Repeat each entry exactly and drop the pictures.

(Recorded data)

◆ ◆ ◆

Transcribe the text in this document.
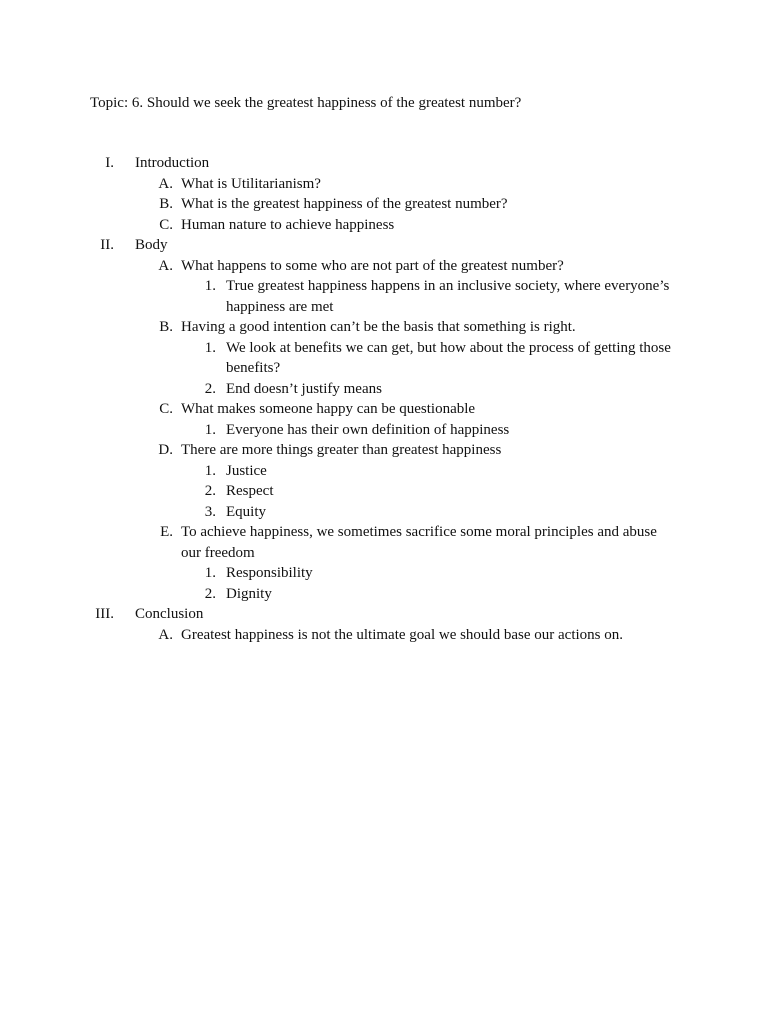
Topic: 6. Should we seek the greatest happiness of the greatest number?
I. Introduction
A. What is Utilitarianism?
B. What is the greatest happiness of the greatest number?
C. Human nature to achieve happiness
II. Body
A. What happens to some who are not part of the greatest number?
1. True greatest happiness happens in an inclusive society, where everyone’s happiness are met
B. Having a good intention can’t be the basis that something is right.
1. We look at benefits we can get, but how about the process of getting those benefits?
2. End doesn’t justify means
C. What makes someone happy can be questionable
1. Everyone has their own definition of happiness
D. There are more things greater than greatest happiness
1. Justice
2. Respect
3. Equity
E. To achieve happiness, we sometimes sacrifice some moral principles and abuse our freedom
1. Responsibility
2. Dignity
III. Conclusion
A. Greatest happiness is not the ultimate goal we should base our actions on.
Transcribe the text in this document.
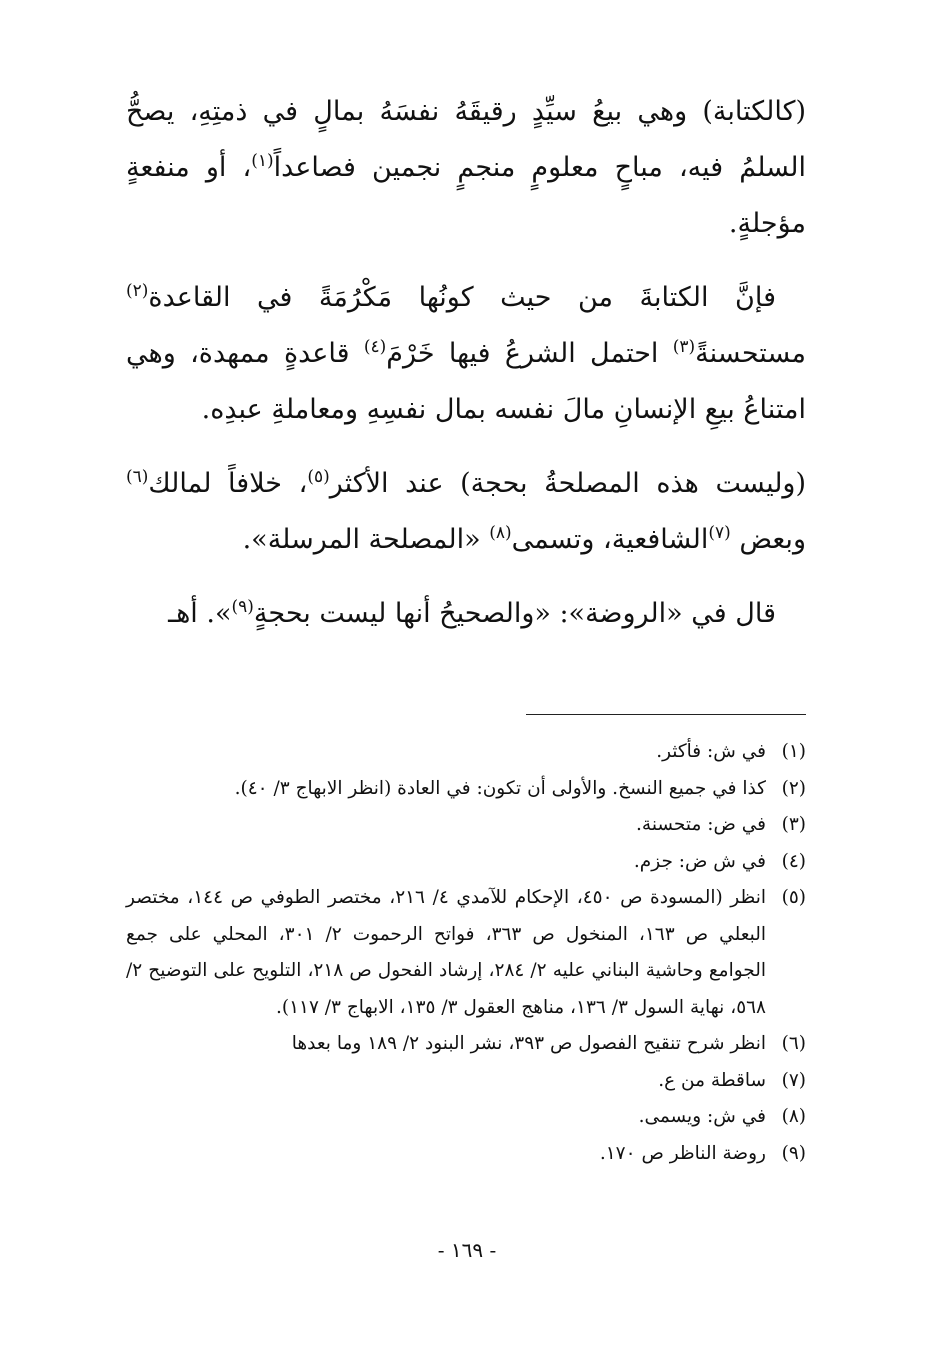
(كالكتابة) وهي بيعُ سيِّدٍ رقيقَهُ نفسَهُ بمالٍ في ذمتِهِ، يصحُّ السلمُ فيه، مباحٍ معلومٍ منجمٍ نجمين فصاعداً$^{(١)}$، أو منفعةٍ مؤجلةٍ.

فإنَّ الكتابةَ من حيث كونُها مَكْرُمَةً في القاعدة$^{(٢)}$ مستحسنةً$^{(٣)}$ احتمل الشرعُ فيها خَرْمَ$^{(٤)}$ قاعدةٍ ممهدة، وهي امتناعُ بيعِ الإنسانِ مالَ نفسه بمال نفسِهِ ومعاملةِ عبدِه.

(وليست هذه المصلحةُ بحجة) عند الأكثر$^{(٥)}$، خلافاً لمالك$^{(٦)}$ وبعض $^{(٧)}$الشافعية، وتسمى$^{(٨)}$ «المصلحة المرسلة».

قال في «الروضة»: «والصحيحُ أنها ليست بحجةٍ$^{(٩)}$». أهـ

(١)
في ش: فأكثر.
(٢)
كذا في جميع النسخ. والأولى أن تكون: في العادة (انظر الابهاج ٣/ ٤٠).
(٣)
في ض: متحسنة.
(٤)
في ش ض: جزم.
(٥)
انظر (المسودة ص ٤٥٠، الإحكام للآمدي ٤/ ٢١٦، مختصر الطوفي ص ١٤٤، مختصر البعلي ص ١٦٣، المنخول ص ٣٦٣، فواتح الرحموت ٢/ ٣٠١، المحلي على جمع الجوامع وحاشية البناني عليه ٢/ ٢٨٤، إرشاد الفحول ص ٢١٨، التلويح على التوضيح ٢/ ٥٦٨، نهاية السول ٣/ ١٣٦، مناهج العقول ٣/ ١٣٥، الابهاج ٣/ ١١٧).
(٦)
انظر شرح تنقيح الفصول ص ٣٩٣، نشر البنود ٢/ ١٨٩ وما بعدها
(٧)
ساقطة من ع.
(٨)
في ش: ويسمى.
(٩)
روضة الناظر ص ١٧٠.
- ١٦٩ -
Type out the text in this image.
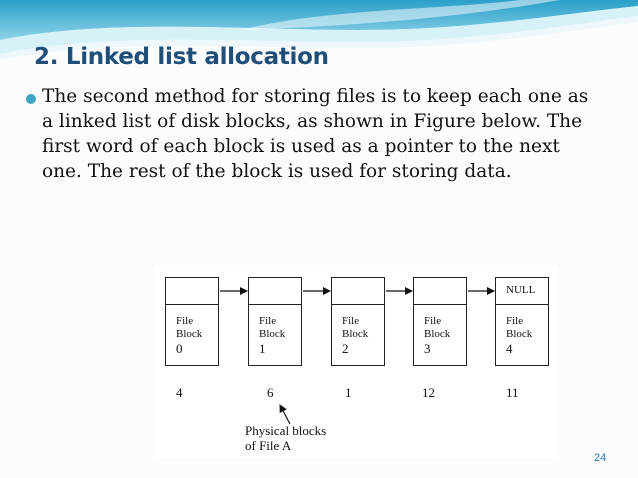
2. Linked list allocation

The second method for storing files is to keep each one as
a linked list of disk blocks, as shown in Figure below. The
first word of each block is used as a pointer to the next
one. The rest of the block is used for storing data.

File
Block

0
File
Block

1
File
Block

2
File
Block

3
NULL
File
Block

4
4	6	1	12	11
Physical blocks
of File A
24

◆ ◆ ◆

Correct result:
Transcribe the text in this document.
Topic: 6. Should we seek the greatest happiness of the greatest number?
I. Introduction
A. What is Utilitarianism?
B. What is the greatest happiness of the greatest number?
C. Human nature to achieve happiness
II. Body
A. What happens to some who are not part of the greatest number?
1. True greatest happiness happens in an inclusive society, where everyone’s happiness are met
B. Having a good intention can’t be the basis that something is right.
1. We look at benefits we can get, but how about the process of getting those benefits?
2. End doesn’t justify means
C. What makes someone happy can be questionable
1. Everyone has their own definition of happiness
D. There are more things greater than greatest happiness
1. Justice
2. Respect
3. Equity
E. To achieve happiness, we sometimes sacrifice some moral principles and abuse our freedom
1. Responsibility
2. Dignity
III. Conclusion
A. Greatest happiness is not the ultimate goal we should base our actions on.
Transcribe the text in this document.
(كالكتابة) وهي بيعُ سيِّدٍ رقيقَهُ نفسَهُ بمالٍ في ذمتِهِ، يصحُّ السلمُ فيه، مباحٍ معلومٍ منجمٍ نجمين فصاعداً$^{(١)}$، أو منفعةٍ مؤجلةٍ.

فإنَّ الكتابةَ من حيث كونُها مَكْرُمَةً في القاعدة$^{(٢)}$ مستحسنةً$^{(٣)}$ احتمل الشرعُ فيها خَرْمَ$^{(٤)}$ قاعدةٍ ممهدة، وهي امتناعُ بيعِ الإنسانِ مالَ نفسه بمال نفسِهِ ومعاملةِ عبدِه.

(وليست هذه المصلحةُ بحجة) عند الأكثر$^{(٥)}$، خلافاً لمالك$^{(٦)}$ وبعض $^{(٧)}$الشافعية، وتسمى$^{(٨)}$ «المصلحة المرسلة».

قال في «الروضة»: «والصحيحُ أنها ليست بحجةٍ$^{(٩)}$». أهـ

(١)
في ش: فأكثر.
(٢)
كذا في جميع النسخ. والأولى أن تكون: في العادة (انظر الابهاج ٣/ ٤٠).
(٣)
في ض: متحسنة.
(٤)
في ش ض: جزم.
(٥)
انظر (المسودة ص ٤٥٠، الإحكام للآمدي ٤/ ٢١٦، مختصر الطوفي ص ١٤٤، مختصر البعلي ص ١٦٣، المنخول ص ٣٦٣، فواتح الرحموت ٢/ ٣٠١، المحلي على جمع الجوامع وحاشية البناني عليه ٢/ ٢٨٤، إرشاد الفحول ص ٢١٨، التلويح على التوضيح ٢/ ٥٦٨، نهاية السول ٣/ ١٣٦، مناهج العقول ٣/ ١٣٥، الابهاج ٣/ ١١٧).
(٦)
انظر شرح تنقيح الفصول ص ٣٩٣، نشر البنود ٢/ ١٨٩ وما بعدها
(٧)
ساقطة من ع.
(٨)
في ش: ويسمى.
(٩)
روضة الناظر ص ١٧٠.
- ١٦٩ -
Type out the text in this image.
2. Linked list allocation

The second method for storing files is to keep each one as
a linked list of disk blocks, as shown in Figure below. The
first word of each block is used as a pointer to the next
one. The rest of the block is used for storing data.

File
Block

0
File
Block

1
File
Block

2
File
Block

3
NULL
File
Block

4
4	6	1	12	11
Physical blocks
of File A
24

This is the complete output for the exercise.